▸ PROBLEM DETAILS: Please copy all the lines that follow, word for word.

[Extracted data entries]
** begin **
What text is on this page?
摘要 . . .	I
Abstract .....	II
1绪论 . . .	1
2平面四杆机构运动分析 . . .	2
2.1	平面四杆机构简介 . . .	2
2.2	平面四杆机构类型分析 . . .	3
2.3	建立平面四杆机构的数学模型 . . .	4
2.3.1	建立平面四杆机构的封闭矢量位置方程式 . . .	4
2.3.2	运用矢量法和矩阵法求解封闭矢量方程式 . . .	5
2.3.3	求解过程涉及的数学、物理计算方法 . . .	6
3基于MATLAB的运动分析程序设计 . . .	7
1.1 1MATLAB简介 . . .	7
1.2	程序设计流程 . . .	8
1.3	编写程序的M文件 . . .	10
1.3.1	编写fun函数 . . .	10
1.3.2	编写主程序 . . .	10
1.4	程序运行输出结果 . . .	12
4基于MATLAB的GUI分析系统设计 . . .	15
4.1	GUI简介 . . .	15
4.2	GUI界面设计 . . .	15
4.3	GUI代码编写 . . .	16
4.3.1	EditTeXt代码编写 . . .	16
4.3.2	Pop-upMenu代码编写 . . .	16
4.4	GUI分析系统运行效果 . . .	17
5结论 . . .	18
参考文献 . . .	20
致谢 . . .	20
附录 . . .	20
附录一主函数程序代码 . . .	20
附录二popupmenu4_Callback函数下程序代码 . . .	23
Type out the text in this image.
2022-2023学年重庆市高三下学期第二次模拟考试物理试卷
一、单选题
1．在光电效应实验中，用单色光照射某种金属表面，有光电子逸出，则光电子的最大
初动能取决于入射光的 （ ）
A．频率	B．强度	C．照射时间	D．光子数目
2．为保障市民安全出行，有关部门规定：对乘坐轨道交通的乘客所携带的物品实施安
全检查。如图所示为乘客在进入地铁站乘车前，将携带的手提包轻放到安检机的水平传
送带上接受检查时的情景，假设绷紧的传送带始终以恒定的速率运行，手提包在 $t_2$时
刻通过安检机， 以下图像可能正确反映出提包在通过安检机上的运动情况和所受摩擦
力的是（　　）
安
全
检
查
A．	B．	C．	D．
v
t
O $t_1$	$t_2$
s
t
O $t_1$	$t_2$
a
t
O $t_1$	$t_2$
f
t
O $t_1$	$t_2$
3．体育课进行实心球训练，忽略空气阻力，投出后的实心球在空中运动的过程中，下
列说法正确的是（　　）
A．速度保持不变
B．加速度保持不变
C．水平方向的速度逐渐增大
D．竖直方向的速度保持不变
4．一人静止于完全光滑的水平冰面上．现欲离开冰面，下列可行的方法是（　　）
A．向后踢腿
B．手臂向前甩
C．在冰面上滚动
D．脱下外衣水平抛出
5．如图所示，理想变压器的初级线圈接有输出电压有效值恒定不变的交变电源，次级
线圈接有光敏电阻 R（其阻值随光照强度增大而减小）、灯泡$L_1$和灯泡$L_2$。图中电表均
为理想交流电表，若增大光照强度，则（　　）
** end **
▸ WRITTEN SOLUTION:
What text is on this page?
摘要 . . .	I
Abstract .....	II
1绪论 . . .	1
2平面四杆机构运动分析 . . .	2
2.1	平面四杆机构简介 . . .	2
2.2	平面四杆机构类型分析 . . .	3
2.3	建立平面四杆机构的数学模型 . . .	4
2.3.1	建立平面四杆机构的封闭矢量位置方程式 . . .	4
2.3.2	运用矢量法和矩阵法求解封闭矢量方程式 . . .	5
2.3.3	求解过程涉及的数学、物理计算方法 . . .	6
3基于MATLAB的运动分析程序设计 . . .	7
1.1 1MATLAB简介 . . .	7
1.2	程序设计流程 . . .	8
1.3	编写程序的M文件 . . .	10
1.3.1	编写fun函数 . . .	10
1.3.2	编写主程序 . . .	10
1.4	程序运行输出结果 . . .	12
4基于MATLAB的GUI分析系统设计 . . .	15
4.1	GUI简介 . . .	15
4.2	GUI界面设计 . . .	15
4.3	GUI代码编写 . . .	16
4.3.1	EditTeXt代码编写 . . .	16
4.3.2	Pop-upMenu代码编写 . . .	16
4.4	GUI分析系统运行效果 . . .	17
5结论 . . .	18
参考文献 . . .	20
致谢 . . .	20
附录 . . .	20
附录一主函数程序代码 . . .	20
附录二popupmenu4_Callback函数下程序代码 . . .	23
Type out the text in this image.
2022-2023学年重庆市高三下学期第二次模拟考试物理试卷
一、单选题
1．在光电效应实验中，用单色光照射某种金属表面，有光电子逸出，则光电子的最大
初动能取决于入射光的 （ ）
A．频率	B．强度	C．照射时间	D．光子数目
2．为保障市民安全出行，有关部门规定：对乘坐轨道交通的乘客所携带的物品实施安
全检查。如图所示为乘客在进入地铁站乘车前，将携带的手提包轻放到安检机的水平传
送带上接受检查时的情景，假设绷紧的传送带始终以恒定的速率运行，手提包在 $t_2$时
刻通过安检机， 以下图像可能正确反映出提包在通过安检机上的运动情况和所受摩擦
力的是（　　）
安
全
检
查
A．	B．	C．	D．
v
t
O $t_1$	$t_2$
s
t
O $t_1$	$t_2$
a
t
O $t_1$	$t_2$
f
t
O $t_1$	$t_2$
3．体育课进行实心球训练，忽略空气阻力，投出后的实心球在空中运动的过程中，下
列说法正确的是（　　）
A．速度保持不变
B．加速度保持不变
C．水平方向的速度逐渐增大
D．竖直方向的速度保持不变
4．一人静止于完全光滑的水平冰面上．现欲离开冰面，下列可行的方法是（　　）
A．向后踢腿
B．手臂向前甩
C．在冰面上滚动
D．脱下外衣水平抛出
5．如图所示，理想变压器的初级线圈接有输出电压有效值恒定不变的交变电源，次级
线圈接有光敏电阻 R（其阻值随光照强度增大而减小）、灯泡$L_1$和灯泡$L_2$。图中电表均
为理想交流电表，若增大光照强度，则（　　）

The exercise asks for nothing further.